#### [Data]
###
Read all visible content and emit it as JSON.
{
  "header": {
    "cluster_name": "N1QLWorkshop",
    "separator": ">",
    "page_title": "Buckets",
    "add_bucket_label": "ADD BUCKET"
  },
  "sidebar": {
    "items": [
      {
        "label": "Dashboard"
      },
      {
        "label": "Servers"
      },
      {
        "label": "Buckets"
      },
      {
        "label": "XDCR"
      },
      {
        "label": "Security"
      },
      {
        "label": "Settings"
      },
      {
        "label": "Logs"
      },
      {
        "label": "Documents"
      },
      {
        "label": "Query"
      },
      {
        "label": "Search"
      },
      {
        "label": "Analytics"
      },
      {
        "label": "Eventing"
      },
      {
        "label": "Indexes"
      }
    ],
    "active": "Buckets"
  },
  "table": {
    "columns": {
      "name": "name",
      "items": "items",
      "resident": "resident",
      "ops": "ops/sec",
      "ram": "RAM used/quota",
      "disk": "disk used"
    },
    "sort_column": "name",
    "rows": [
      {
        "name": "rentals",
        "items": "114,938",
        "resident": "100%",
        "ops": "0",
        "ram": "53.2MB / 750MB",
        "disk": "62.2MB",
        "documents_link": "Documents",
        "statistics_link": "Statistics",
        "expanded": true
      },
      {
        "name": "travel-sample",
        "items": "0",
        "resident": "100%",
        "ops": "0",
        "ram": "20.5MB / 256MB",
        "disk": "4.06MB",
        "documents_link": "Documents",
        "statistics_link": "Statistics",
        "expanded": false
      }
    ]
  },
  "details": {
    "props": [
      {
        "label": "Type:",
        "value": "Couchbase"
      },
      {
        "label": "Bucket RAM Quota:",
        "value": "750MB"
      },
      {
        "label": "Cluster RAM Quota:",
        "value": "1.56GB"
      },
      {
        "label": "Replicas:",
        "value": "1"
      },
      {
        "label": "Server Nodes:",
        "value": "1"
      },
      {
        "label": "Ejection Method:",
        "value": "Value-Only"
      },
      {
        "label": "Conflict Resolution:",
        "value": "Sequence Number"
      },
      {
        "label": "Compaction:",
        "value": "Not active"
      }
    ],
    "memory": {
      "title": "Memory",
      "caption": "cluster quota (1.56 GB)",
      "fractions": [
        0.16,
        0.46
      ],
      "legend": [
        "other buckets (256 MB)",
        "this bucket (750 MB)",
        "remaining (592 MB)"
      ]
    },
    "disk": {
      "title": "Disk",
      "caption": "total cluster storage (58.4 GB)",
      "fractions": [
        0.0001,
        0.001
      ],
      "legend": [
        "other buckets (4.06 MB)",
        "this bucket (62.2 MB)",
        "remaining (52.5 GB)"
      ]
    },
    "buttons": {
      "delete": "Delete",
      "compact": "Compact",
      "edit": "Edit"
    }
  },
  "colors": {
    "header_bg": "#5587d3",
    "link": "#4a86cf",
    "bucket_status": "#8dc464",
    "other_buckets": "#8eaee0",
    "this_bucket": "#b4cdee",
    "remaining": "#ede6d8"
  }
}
###
#### [Task details]
Where a line in the material contains "items", copy that line.

#### [Solution to this task]
    "items": [
      "items": "items",
        "items": "114,938",
        "items": "0",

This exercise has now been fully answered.